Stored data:
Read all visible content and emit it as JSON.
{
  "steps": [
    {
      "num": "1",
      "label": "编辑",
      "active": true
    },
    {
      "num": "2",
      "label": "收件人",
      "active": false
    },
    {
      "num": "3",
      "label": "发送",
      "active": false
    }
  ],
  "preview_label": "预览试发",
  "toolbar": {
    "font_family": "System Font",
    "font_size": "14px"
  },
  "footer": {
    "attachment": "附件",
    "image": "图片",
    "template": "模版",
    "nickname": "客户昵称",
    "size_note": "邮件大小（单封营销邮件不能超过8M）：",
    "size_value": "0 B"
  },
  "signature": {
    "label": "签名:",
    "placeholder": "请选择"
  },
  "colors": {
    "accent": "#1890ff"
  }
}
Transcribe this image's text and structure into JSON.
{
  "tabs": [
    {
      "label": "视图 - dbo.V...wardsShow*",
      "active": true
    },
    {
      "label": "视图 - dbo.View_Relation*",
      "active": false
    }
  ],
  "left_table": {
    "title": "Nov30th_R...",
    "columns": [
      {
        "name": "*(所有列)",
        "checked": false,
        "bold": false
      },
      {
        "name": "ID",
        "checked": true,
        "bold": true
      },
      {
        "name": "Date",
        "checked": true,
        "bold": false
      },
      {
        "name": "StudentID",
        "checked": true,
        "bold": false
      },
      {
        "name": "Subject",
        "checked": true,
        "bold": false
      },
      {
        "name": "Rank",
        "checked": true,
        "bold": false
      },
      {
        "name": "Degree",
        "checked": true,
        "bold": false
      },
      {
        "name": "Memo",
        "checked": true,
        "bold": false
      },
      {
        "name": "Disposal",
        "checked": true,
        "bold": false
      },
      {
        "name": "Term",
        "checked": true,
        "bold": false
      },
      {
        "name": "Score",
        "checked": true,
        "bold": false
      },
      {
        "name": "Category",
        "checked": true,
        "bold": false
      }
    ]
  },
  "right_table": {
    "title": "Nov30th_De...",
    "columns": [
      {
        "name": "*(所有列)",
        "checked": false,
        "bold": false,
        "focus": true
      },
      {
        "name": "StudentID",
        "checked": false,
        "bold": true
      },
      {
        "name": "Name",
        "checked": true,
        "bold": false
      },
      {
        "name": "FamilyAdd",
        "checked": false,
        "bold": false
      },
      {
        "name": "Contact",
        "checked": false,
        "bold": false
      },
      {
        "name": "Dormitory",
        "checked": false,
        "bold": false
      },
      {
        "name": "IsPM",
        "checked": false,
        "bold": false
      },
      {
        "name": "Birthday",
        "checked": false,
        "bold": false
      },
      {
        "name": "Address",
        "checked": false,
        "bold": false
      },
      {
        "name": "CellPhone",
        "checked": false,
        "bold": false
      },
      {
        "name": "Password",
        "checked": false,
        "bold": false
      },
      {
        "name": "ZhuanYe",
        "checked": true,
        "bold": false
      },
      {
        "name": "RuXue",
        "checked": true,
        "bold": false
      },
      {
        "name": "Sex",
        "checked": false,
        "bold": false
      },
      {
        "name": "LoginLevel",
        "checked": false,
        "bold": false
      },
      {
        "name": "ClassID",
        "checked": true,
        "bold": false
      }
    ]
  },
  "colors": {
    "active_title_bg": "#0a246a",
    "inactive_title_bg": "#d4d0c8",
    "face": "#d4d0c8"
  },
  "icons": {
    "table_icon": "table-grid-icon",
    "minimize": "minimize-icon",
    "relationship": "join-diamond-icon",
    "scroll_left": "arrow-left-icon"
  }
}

Request ▸
Output the records exactly, including every line.

Solution to the problem ▸
Read all visible content and emit it as JSON.
{
  "steps": [
    {
      "num": "1",
      "label": "编辑",
      "active": true
    },
    {
      "num": "2",
      "label": "收件人",
      "active": false
    },
    {
      "num": "3",
      "label": "发送",
      "active": false
    }
  ],
  "preview_label": "预览试发",
  "toolbar": {
    "font_family": "System Font",
    "font_size": "14px"
  },
  "footer": {
    "attachment": "附件",
    "image": "图片",
    "template": "模版",
    "nickname": "客户昵称",
    "size_note": "邮件大小（单封营销邮件不能超过8M）：",
    "size_value": "0 B"
  },
  "signature": {
    "label": "签名:",
    "placeholder": "请选择"
  },
  "colors": {
    "accent": "#1890ff"
  }
}
Transcribe this image's text and structure into JSON.
{
  "tabs": [
    {
      "label": "视图 - dbo.V...wardsShow*",
      "active": true
    },
    {
      "label": "视图 - dbo.View_Relation*",
      "active": false
    }
  ],
  "left_table": {
    "title": "Nov30th_R...",
    "columns": [
      {
        "name": "*(所有列)",
        "checked": false,
        "bold": false
      },
      {
        "name": "ID",
        "checked": true,
        "bold": true
      },
      {
        "name": "Date",
        "checked": true,
        "bold": false
      },
      {
        "name": "StudentID",
        "checked": true,
        "bold": false
      },
      {
        "name": "Subject",
        "checked": true,
        "bold": false
      },
      {
        "name": "Rank",
        "checked": true,
        "bold": false
      },
      {
        "name": "Degree",
        "checked": true,
        "bold": false
      },
      {
        "name": "Memo",
        "checked": true,
        "bold": false
      },
      {
        "name": "Disposal",
        "checked": true,
        "bold": false
      },
      {
        "name": "Term",
        "checked": true,
        "bold": false
      },
      {
        "name": "Score",
        "checked": true,
        "bold": false
      },
      {
        "name": "Category",
        "checked": true,
        "bold": false
      }
    ]
  },
  "right_table": {
    "title": "Nov30th_De...",
    "columns": [
      {
        "name": "*(所有列)",
        "checked": false,
        "bold": false,
        "focus": true
      },
      {
        "name": "StudentID",
        "checked": false,
        "bold": true
      },
      {
        "name": "Name",
        "checked": true,
        "bold": false
      },
      {
        "name": "FamilyAdd",
        "checked": false,
        "bold": false
      },
      {
        "name": "Contact",
        "checked": false,
        "bold": false
      },
      {
        "name": "Dormitory",
        "checked": false,
        "bold": false
      },
      {
        "name": "IsPM",
        "checked": false,
        "bold": false
      },
      {
        "name": "Birthday",
        "checked": false,
        "bold": false
      },
      {
        "name": "Address",
        "checked": false,
        "bold": false
      },
      {
        "name": "CellPhone",
        "checked": false,
        "bold": false
      },
      {
        "name": "Password",
        "checked": false,
        "bold": false
      },
      {
        "name": "ZhuanYe",
        "checked": true,
        "bold": false
      },
      {
        "name": "RuXue",
        "checked": true,
        "bold": false
      },
      {
        "name": "Sex",
        "checked": false,
        "bold": false
      },
      {
        "name": "LoginLevel",
        "checked": false,
        "bold": false
      },
      {
        "name": "ClassID",
        "checked": true,
        "bold": false
      }
    ]
  },
  "colors": {
    "active_title_bg": "#0a246a",
    "inactive_title_bg": "#d4d0c8",
    "face": "#d4d0c8"
  },
  "icons": {
    "table_icon": "table-grid-icon",
    "minimize": "minimize-icon",
    "relationship": "join-diamond-icon",
    "scroll_left": "arrow-left-icon"
  }
}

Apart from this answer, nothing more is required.